# START OF Input
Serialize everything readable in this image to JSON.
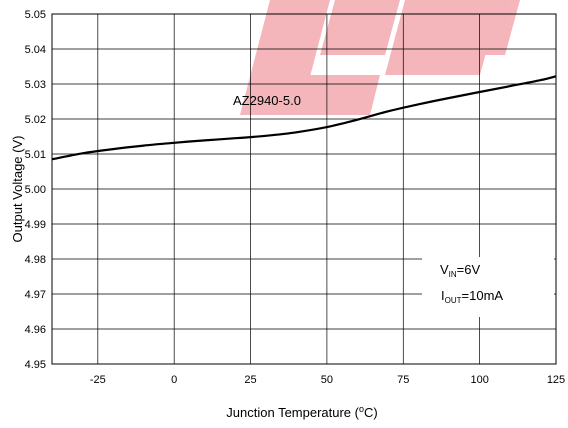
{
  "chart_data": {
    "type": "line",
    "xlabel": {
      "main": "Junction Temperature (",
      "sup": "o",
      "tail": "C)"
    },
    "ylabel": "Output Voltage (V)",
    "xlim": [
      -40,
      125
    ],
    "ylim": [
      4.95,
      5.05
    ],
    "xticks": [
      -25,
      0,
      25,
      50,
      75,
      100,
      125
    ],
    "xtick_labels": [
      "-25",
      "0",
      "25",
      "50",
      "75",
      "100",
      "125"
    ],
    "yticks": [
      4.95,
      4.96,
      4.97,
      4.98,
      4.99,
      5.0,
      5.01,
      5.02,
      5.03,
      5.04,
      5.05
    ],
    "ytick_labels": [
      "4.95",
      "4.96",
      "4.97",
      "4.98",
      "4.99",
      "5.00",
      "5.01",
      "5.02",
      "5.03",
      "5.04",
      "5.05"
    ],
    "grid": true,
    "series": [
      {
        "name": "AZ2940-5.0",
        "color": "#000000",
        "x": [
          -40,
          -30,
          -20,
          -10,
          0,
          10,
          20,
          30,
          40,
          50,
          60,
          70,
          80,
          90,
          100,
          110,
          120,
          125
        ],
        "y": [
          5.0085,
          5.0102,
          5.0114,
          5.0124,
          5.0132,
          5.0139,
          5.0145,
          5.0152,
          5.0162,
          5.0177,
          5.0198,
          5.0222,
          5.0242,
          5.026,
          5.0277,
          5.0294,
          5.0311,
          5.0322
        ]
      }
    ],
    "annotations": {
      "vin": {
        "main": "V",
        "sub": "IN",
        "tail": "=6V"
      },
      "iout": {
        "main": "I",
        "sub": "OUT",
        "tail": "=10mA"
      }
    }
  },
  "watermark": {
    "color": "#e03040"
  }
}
# END OF Input
- **Work required**
Repeat each entry precisely as it appears. Leave the pictures out.

- **Solution for this task**
Serialize everything readable in this image to JSON.
{
  "chart_data": {
    "type": "line",
    "xlabel": {
      "main": "Junction Temperature (",
      "sup": "o",
      "tail": "C)"
    },
    "ylabel": "Output Voltage (V)",
    "xlim": [
      -40,
      125
    ],
    "ylim": [
      4.95,
      5.05
    ],
    "xticks": [
      -25,
      0,
      25,
      50,
      75,
      100,
      125
    ],
    "xtick_labels": [
      "-25",
      "0",
      "25",
      "50",
      "75",
      "100",
      "125"
    ],
    "yticks": [
      4.95,
      4.96,
      4.97,
      4.98,
      4.99,
      5.0,
      5.01,
      5.02,
      5.03,
      5.04,
      5.05
    ],
    "ytick_labels": [
      "4.95",
      "4.96",
      "4.97",
      "4.98",
      "4.99",
      "5.00",
      "5.01",
      "5.02",
      "5.03",
      "5.04",
      "5.05"
    ],
    "grid": true,
    "series": [
      {
        "name": "AZ2940-5.0",
        "color": "#000000",
        "x": [
          -40,
          -30,
          -20,
          -10,
          0,
          10,
          20,
          30,
          40,
          50,
          60,
          70,
          80,
          90,
          100,
          110,
          120,
          125
        ],
        "y": [
          5.0085,
          5.0102,
          5.0114,
          5.0124,
          5.0132,
          5.0139,
          5.0145,
          5.0152,
          5.0162,
          5.0177,
          5.0198,
          5.0222,
          5.0242,
          5.026,
          5.0277,
          5.0294,
          5.0311,
          5.0322
        ]
      }
    ],
    "annotations": {
      "vin": {
        "main": "V",
        "sub": "IN",
        "tail": "=6V"
      },
      "iout": {
        "main": "I",
        "sub": "OUT",
        "tail": "=10mA"
      }
    }
  },
  "watermark": {
    "color": "#e03040"
  }
}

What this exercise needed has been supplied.